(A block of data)
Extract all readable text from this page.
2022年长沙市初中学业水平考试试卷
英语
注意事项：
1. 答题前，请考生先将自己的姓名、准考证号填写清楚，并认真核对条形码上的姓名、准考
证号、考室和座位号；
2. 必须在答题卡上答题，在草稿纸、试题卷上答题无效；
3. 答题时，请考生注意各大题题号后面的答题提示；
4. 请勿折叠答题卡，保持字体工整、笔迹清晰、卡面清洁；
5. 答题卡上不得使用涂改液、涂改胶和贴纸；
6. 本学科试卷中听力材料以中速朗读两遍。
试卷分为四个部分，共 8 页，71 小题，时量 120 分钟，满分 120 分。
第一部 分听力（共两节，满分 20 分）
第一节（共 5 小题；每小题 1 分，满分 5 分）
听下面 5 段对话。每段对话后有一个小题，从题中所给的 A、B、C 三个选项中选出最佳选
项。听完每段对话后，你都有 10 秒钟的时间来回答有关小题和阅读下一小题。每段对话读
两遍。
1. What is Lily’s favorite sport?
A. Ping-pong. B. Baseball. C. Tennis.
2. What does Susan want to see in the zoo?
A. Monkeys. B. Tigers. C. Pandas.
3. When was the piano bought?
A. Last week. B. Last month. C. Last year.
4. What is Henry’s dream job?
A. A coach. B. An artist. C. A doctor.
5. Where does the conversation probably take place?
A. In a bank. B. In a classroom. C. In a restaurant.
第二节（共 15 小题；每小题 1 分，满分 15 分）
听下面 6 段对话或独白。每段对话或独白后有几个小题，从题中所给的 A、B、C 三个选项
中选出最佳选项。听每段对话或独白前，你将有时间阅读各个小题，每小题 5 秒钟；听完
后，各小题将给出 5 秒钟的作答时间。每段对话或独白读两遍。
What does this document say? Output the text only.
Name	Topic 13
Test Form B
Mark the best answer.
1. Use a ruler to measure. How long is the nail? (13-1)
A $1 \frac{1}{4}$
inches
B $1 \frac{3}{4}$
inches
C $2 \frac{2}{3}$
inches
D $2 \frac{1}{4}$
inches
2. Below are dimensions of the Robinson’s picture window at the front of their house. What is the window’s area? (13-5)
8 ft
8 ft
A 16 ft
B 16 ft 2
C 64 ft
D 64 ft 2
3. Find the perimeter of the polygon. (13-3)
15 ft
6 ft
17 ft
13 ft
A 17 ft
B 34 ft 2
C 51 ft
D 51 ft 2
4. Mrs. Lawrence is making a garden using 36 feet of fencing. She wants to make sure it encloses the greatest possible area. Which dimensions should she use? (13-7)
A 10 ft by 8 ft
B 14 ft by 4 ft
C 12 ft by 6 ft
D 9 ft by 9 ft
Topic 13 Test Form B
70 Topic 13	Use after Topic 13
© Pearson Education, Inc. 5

### THE EXERCISE
Show all lines in the entries above where the word "area" appears.

### SOLUTION BELOW
2. Below are dimensions of the Robinson’s picture window at the front of their house. What is the window’s area? (13-5)
4. Mrs. Lawrence is making a garden using 36 feet of fencing. She wants to make sure it encloses the greatest possible area. Which dimensions should she use? (13-7)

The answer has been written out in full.